* PROBLEM DESCRIPTION *
Only the number is wanted: how many lines in the data contain "έναν"?

* LISTED RECORDS *
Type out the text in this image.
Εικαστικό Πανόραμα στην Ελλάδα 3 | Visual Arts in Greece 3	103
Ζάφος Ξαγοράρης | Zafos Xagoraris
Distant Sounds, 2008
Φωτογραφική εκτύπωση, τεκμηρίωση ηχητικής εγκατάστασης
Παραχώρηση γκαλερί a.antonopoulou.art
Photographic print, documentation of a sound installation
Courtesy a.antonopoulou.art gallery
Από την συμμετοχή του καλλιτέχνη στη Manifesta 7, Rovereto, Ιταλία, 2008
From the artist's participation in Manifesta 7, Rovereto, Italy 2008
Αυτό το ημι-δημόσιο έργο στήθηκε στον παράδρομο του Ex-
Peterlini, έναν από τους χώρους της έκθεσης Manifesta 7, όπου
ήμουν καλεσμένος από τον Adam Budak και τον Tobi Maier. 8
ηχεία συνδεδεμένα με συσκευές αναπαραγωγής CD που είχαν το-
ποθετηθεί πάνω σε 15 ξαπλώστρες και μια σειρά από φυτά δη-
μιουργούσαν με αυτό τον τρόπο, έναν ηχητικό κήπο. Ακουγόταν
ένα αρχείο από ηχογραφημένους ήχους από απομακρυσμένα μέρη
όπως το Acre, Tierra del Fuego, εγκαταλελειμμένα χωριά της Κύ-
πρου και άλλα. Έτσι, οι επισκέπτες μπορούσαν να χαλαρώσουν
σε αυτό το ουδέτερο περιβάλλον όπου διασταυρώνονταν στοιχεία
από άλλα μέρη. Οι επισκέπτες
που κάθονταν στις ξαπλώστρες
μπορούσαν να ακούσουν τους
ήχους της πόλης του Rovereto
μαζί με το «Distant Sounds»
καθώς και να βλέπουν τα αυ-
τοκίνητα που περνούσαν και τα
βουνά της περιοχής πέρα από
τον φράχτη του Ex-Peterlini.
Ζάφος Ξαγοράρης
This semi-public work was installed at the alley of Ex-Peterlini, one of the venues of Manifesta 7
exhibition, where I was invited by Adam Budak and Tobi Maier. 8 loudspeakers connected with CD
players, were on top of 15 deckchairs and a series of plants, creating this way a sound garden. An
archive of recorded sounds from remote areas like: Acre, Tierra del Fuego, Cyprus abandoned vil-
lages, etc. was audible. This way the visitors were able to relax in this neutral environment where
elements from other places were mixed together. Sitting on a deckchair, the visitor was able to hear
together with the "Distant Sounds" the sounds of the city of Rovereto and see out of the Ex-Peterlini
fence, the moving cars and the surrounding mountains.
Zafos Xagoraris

* RESPONSE FOR THIS EXERCISE *
2